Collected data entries
####

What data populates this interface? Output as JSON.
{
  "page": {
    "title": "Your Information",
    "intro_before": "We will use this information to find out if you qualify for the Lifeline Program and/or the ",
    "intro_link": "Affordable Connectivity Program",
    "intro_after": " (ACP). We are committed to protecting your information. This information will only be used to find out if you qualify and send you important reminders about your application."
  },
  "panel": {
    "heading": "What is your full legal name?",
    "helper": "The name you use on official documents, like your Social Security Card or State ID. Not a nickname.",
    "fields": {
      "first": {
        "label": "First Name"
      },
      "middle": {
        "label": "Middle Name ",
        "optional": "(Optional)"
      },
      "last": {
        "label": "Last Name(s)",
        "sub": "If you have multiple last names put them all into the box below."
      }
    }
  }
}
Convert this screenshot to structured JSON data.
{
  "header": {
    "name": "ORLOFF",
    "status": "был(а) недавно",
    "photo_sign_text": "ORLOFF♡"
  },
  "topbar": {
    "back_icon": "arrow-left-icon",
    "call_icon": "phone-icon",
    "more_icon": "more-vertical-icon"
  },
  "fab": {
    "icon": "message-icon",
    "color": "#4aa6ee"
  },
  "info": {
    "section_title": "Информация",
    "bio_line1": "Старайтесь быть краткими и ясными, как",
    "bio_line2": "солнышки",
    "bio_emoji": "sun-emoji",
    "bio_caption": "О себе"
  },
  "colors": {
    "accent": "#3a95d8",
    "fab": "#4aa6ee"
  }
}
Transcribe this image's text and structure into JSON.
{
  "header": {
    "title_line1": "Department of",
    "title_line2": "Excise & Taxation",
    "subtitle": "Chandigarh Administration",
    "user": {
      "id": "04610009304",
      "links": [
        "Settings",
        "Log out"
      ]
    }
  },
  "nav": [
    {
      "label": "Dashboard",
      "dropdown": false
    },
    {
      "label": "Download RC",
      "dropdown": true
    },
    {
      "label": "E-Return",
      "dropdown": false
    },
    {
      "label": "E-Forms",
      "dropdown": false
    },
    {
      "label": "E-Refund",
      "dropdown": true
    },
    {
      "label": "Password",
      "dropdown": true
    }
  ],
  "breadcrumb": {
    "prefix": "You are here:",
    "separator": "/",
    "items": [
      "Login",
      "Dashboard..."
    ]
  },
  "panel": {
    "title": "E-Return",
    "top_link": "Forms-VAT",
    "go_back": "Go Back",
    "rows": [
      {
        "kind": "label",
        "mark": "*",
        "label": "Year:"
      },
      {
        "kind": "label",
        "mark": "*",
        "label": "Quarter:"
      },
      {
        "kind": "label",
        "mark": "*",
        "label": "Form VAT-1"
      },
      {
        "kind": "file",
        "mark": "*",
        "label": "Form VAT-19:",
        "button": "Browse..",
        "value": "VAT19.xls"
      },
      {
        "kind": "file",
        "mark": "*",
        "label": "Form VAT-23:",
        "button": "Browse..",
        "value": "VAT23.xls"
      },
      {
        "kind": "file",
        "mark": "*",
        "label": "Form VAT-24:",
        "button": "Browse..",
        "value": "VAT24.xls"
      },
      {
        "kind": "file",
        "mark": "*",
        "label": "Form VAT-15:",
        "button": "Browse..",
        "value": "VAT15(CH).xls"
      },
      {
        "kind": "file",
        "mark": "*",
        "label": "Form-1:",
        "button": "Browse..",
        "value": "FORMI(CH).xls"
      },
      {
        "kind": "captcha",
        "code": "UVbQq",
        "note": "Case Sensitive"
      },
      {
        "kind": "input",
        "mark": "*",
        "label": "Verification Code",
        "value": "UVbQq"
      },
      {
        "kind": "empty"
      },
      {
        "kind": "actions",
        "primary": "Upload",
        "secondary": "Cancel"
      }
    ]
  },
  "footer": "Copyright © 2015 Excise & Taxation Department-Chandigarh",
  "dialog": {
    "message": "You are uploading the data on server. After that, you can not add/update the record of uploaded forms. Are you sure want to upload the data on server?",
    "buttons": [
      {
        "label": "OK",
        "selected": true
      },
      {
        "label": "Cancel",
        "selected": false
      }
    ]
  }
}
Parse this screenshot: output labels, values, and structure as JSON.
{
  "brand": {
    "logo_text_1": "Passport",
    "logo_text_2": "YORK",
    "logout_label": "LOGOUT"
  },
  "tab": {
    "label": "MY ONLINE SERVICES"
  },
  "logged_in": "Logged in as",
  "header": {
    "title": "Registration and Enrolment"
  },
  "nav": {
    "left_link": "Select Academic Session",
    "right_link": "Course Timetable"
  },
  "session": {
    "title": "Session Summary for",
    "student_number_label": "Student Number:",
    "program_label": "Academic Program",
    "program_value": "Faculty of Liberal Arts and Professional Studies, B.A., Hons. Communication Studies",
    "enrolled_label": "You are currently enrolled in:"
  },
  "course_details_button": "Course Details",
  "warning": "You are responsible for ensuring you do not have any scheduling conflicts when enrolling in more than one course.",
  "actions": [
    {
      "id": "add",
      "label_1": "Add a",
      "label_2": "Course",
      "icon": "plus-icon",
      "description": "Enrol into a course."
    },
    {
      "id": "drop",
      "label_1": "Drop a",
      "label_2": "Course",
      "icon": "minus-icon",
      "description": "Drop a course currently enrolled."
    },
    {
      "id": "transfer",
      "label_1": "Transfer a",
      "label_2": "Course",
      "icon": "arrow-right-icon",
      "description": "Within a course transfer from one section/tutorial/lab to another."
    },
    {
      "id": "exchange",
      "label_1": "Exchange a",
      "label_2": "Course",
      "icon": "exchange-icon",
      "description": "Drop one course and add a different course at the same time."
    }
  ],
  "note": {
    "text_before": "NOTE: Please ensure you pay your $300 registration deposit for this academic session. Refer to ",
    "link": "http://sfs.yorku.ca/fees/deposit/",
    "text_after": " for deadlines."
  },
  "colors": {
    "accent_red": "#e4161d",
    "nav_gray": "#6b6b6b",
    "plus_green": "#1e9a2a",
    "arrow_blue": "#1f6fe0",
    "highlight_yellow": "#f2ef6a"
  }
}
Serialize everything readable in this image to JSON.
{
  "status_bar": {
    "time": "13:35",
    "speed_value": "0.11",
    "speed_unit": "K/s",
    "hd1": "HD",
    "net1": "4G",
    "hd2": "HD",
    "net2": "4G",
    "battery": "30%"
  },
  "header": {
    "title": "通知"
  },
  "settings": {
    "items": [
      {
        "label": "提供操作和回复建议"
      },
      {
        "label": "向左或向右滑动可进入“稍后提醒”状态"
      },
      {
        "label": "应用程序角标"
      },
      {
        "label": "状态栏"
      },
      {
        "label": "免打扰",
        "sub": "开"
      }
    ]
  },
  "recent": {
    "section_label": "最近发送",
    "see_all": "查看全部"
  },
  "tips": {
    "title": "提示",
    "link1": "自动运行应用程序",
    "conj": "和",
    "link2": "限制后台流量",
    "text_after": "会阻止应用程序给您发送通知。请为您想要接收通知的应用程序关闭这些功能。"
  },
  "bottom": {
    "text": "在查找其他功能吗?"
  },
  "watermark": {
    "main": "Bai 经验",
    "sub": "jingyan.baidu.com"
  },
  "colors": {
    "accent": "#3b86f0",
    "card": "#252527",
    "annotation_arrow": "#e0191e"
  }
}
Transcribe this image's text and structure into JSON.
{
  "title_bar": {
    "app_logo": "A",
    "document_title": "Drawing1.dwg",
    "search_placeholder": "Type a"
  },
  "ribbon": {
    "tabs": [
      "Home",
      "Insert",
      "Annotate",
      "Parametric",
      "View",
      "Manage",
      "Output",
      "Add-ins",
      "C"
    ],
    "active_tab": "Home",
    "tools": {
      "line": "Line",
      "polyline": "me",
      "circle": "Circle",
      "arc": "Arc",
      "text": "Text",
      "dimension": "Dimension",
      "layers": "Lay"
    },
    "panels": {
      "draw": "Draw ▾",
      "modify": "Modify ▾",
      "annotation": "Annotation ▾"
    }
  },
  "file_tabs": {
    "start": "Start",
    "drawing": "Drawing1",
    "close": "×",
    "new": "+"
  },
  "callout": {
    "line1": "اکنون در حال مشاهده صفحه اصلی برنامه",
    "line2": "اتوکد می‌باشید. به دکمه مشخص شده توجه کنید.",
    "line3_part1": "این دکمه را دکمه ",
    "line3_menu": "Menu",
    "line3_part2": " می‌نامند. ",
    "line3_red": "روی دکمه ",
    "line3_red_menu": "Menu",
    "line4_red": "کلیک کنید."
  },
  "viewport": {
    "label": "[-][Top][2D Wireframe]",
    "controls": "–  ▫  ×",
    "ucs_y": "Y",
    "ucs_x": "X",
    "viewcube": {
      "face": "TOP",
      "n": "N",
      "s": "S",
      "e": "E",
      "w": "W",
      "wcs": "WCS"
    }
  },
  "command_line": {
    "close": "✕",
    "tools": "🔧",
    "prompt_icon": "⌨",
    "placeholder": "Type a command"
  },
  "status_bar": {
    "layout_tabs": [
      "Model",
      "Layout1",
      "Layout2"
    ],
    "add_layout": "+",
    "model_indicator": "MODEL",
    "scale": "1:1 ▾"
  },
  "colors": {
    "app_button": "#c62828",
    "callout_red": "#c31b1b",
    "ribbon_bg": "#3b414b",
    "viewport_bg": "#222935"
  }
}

####

GOAL OF THE EXERCISE: Show the lines that mention the word "into".

FINAL RESULT:
        "sub": "If you have multiple last names put them all into the box below."
Transcribe this image's text and structure into JSON.
      "description": "Enrol into a course."
Transcribe this image's text and structure into JSON.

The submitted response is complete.